▸ Set task
Write out every entry word for word.
====== Source data
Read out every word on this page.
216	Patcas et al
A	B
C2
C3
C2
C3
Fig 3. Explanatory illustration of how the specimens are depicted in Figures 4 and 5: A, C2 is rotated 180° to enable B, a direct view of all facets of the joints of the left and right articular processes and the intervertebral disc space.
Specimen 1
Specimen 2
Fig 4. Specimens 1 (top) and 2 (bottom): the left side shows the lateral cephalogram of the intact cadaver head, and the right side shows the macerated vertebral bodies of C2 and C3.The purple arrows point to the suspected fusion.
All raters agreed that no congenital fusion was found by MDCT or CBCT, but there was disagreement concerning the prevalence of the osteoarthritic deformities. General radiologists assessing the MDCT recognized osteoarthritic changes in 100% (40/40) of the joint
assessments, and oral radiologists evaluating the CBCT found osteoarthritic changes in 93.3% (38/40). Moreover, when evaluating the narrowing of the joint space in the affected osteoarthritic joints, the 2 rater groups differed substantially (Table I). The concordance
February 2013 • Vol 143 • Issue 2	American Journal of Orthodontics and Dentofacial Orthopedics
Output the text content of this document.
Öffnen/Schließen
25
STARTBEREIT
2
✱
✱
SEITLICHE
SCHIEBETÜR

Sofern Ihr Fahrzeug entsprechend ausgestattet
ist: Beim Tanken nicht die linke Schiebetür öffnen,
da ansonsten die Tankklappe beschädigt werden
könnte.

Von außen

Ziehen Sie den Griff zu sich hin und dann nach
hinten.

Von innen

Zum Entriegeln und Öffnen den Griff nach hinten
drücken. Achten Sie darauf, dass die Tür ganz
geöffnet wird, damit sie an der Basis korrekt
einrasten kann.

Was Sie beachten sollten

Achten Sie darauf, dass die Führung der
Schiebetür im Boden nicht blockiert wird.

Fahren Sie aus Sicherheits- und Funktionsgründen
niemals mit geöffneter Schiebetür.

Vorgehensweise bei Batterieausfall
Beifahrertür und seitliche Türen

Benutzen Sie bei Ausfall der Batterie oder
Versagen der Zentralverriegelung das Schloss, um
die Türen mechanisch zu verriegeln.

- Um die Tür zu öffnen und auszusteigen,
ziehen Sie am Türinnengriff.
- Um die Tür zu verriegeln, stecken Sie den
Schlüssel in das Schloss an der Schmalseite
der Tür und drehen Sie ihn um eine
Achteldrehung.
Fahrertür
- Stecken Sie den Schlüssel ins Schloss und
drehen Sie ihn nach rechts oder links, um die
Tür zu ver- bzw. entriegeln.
============
▸ Correct answer
Read out every word on this page.
216	Patcas et al
A	B
C2
C3
C2
C3
Fig 3. Explanatory illustration of how the specimens are depicted in Figures 4 and 5: A, C2 is rotated 180° to enable B, a direct view of all facets of the joints of the left and right articular processes and the intervertebral disc space.
Specimen 1
Specimen 2
Fig 4. Specimens 1 (top) and 2 (bottom): the left side shows the lateral cephalogram of the intact cadaver head, and the right side shows the macerated vertebral bodies of C2 and C3.The purple arrows point to the suspected fusion.
All raters agreed that no congenital fusion was found by MDCT or CBCT, but there was disagreement concerning the prevalence of the osteoarthritic deformities. General radiologists assessing the MDCT recognized osteoarthritic changes in 100% (40/40) of the joint
assessments, and oral radiologists evaluating the CBCT found osteoarthritic changes in 93.3% (38/40). Moreover, when evaluating the narrowing of the joint space in the affected osteoarthritic joints, the 2 rater groups differed substantially (Table I). The concordance
February 2013 • Vol 143 • Issue 2	American Journal of Orthodontics and Dentofacial Orthopedics
Output the text content of this document.
Öffnen/Schließen
25
STARTBEREIT
2
✱
✱
SEITLICHE
SCHIEBETÜR

Sofern Ihr Fahrzeug entsprechend ausgestattet
ist: Beim Tanken nicht die linke Schiebetür öffnen,
da ansonsten die Tankklappe beschädigt werden
könnte.

Von außen

Ziehen Sie den Griff zu sich hin und dann nach
hinten.

Von innen

Zum Entriegeln und Öffnen den Griff nach hinten
drücken. Achten Sie darauf, dass die Tür ganz
geöffnet wird, damit sie an der Basis korrekt
einrasten kann.

Was Sie beachten sollten

Achten Sie darauf, dass die Führung der
Schiebetür im Boden nicht blockiert wird.

Fahren Sie aus Sicherheits- und Funktionsgründen
niemals mit geöffneter Schiebetür.

Vorgehensweise bei Batterieausfall
Beifahrertür und seitliche Türen

Benutzen Sie bei Ausfall der Batterie oder
Versagen der Zentralverriegelung das Schloss, um
die Türen mechanisch zu verriegeln.

- Um die Tür zu öffnen und auszusteigen,
ziehen Sie am Türinnengriff.
- Um die Tür zu verriegeln, stecken Sie den
Schlüssel in das Schloss an der Schmalseite
der Tür und drehen Sie ihn um eine
Achteldrehung.
Fahrertür
- Stecken Sie den Schlüssel ins Schloss und
drehen Sie ihn nach rechts oder links, um die
Tür zu ver- bzw. entriegeln.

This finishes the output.